| EXERCISE |
Look through the material and copy each line holding "Asia".

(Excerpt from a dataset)
—————

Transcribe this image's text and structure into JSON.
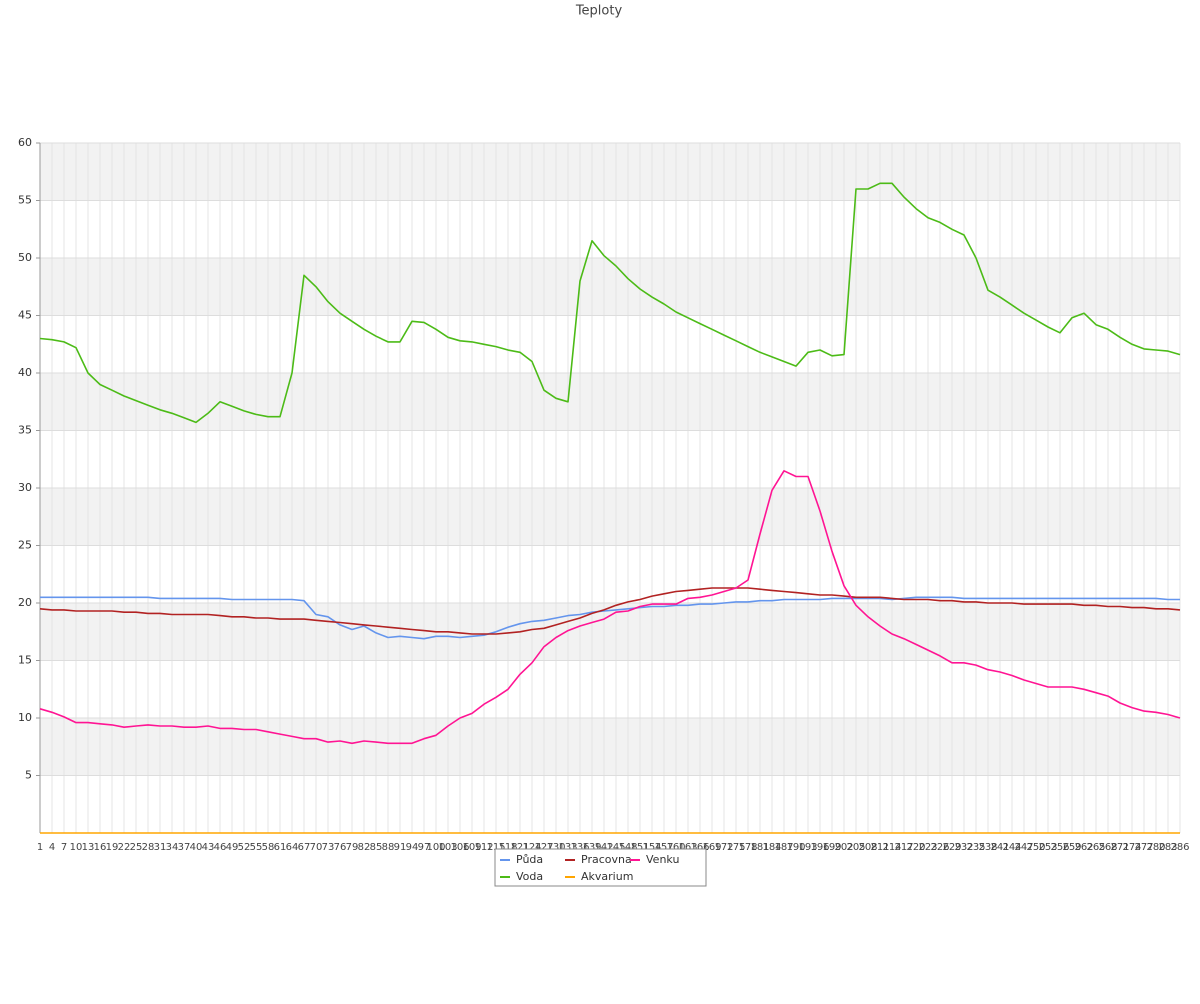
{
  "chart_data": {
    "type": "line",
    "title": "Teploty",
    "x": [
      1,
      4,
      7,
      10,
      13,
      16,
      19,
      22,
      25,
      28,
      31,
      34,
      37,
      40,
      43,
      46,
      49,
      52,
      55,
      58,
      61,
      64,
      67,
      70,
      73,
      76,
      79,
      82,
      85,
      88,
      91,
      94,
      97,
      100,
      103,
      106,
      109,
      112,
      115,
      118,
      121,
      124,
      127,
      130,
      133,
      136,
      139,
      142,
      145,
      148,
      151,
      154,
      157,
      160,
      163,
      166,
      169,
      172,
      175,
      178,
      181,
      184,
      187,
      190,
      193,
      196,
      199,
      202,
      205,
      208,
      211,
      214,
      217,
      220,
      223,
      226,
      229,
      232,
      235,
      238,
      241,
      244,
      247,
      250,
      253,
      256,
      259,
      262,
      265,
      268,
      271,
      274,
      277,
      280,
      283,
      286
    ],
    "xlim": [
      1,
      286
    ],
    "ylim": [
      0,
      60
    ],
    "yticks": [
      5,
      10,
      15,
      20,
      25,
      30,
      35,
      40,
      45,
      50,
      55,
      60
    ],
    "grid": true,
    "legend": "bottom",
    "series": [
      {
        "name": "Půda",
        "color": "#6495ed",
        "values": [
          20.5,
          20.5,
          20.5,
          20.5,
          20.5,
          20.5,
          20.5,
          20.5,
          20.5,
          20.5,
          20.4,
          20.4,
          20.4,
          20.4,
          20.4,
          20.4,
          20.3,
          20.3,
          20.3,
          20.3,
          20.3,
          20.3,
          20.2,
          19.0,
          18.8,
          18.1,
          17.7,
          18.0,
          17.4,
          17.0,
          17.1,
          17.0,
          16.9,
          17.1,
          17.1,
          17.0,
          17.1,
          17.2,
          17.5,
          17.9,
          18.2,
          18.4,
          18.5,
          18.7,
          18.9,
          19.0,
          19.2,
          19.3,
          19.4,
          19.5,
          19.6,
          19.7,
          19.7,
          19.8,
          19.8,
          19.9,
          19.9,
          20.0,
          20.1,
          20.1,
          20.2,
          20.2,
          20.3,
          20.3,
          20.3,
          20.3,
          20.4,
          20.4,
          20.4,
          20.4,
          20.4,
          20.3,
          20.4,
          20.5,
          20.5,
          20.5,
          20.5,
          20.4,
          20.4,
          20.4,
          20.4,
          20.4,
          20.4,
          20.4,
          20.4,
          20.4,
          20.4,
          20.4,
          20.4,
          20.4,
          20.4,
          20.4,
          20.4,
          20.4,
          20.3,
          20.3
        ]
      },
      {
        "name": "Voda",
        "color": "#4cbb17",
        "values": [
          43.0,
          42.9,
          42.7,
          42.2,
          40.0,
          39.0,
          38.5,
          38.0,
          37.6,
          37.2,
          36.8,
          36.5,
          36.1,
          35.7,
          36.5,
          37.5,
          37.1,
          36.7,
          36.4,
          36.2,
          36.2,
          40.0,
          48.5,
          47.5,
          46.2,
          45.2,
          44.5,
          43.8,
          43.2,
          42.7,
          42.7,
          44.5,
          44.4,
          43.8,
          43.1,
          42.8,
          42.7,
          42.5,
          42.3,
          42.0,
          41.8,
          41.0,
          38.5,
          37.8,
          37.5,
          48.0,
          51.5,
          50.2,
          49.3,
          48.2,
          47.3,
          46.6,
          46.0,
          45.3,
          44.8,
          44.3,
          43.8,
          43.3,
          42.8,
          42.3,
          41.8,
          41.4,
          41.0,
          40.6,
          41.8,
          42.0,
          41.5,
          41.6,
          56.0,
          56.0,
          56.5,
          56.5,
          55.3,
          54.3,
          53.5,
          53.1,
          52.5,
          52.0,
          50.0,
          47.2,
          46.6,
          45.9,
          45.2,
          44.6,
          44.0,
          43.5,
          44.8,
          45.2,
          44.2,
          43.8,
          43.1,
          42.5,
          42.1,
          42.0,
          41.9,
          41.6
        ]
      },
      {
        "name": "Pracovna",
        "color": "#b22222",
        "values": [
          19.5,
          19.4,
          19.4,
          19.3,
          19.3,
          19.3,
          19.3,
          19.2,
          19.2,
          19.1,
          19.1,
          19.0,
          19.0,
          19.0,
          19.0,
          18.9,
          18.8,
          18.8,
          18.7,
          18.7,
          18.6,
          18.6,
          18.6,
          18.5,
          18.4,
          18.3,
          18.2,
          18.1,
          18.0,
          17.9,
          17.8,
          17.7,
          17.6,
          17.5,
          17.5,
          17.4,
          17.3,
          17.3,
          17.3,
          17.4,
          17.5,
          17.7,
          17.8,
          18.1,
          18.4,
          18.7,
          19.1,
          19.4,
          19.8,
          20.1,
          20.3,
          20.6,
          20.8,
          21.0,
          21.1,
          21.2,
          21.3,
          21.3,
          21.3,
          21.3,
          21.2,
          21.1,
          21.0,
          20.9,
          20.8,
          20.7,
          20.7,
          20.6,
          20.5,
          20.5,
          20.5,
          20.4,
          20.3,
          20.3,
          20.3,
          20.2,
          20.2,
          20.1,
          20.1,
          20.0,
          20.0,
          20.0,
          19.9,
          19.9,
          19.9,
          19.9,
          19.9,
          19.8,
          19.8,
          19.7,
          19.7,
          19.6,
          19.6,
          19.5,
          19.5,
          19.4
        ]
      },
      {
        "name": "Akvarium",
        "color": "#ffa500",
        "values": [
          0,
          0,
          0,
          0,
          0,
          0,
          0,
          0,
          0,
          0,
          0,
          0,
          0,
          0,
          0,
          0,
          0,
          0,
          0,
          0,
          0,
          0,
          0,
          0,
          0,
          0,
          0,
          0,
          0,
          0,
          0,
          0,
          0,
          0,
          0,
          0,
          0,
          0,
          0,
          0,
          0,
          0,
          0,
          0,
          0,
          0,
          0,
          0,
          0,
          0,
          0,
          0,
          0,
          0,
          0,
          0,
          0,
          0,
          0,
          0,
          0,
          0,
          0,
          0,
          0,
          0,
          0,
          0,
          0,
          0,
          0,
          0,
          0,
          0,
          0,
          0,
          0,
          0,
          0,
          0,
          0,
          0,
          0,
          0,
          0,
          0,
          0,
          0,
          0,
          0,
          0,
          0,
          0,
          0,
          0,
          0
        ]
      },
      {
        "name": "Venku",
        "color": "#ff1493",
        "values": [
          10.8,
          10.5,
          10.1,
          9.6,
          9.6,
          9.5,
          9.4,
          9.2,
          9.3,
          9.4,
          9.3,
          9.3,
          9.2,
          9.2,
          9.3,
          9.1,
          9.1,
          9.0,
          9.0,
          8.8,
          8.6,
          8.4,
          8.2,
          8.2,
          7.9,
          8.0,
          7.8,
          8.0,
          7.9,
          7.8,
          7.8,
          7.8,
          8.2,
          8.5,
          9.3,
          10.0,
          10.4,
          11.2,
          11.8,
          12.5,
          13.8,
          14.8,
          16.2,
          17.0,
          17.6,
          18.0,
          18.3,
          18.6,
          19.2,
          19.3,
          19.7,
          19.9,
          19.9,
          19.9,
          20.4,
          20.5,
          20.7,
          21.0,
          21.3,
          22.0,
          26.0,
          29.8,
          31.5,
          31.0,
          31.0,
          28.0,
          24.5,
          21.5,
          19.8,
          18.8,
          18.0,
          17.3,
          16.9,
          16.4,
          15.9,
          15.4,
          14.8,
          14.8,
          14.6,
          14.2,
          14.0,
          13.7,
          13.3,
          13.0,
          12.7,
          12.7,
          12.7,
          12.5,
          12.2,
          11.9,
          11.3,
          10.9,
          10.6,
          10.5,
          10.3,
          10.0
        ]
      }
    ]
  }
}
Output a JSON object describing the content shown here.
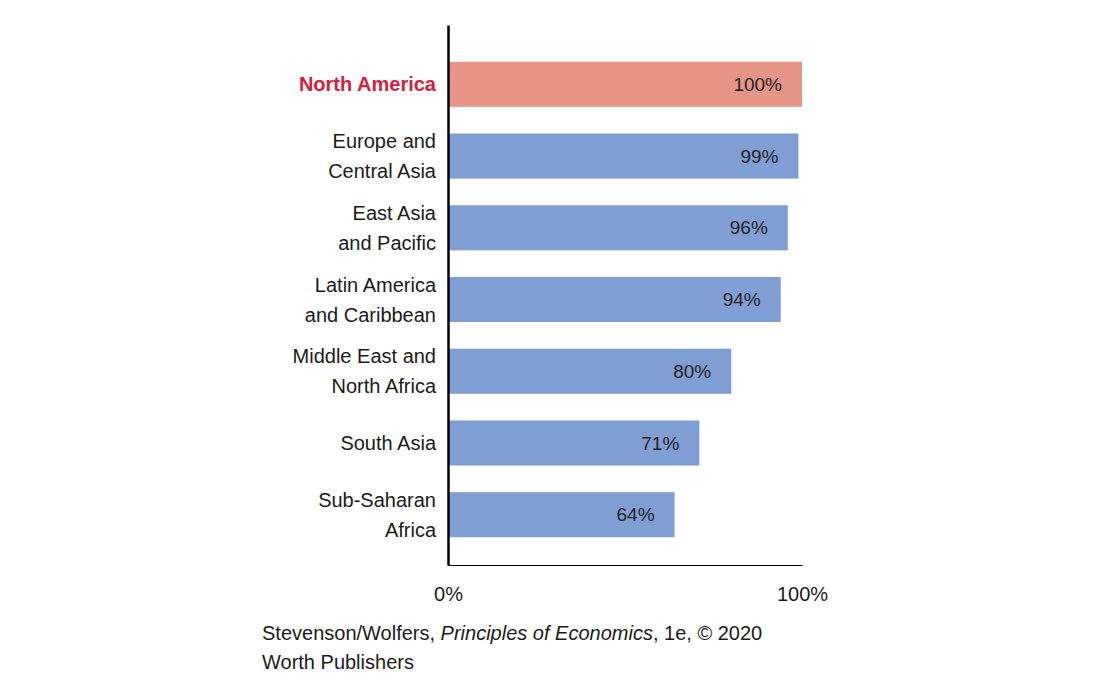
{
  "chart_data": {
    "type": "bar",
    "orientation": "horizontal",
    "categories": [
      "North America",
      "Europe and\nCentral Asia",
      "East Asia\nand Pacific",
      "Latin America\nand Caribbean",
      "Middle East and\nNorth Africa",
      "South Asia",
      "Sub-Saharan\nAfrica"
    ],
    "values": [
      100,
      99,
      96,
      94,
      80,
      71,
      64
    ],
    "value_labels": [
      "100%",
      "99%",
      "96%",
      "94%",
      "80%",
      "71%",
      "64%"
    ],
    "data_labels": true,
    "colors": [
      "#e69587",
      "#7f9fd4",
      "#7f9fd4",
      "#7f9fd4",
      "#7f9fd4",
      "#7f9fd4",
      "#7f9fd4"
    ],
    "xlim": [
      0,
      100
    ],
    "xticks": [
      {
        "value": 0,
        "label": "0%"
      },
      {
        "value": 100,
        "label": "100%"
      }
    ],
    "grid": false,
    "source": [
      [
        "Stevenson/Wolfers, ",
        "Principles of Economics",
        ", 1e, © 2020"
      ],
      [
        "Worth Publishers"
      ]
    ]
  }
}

—————

| TASK SOLUTION |
      "Europe and\nCentral Asia",
      "East Asia\nand Pacific",
      "South Asia",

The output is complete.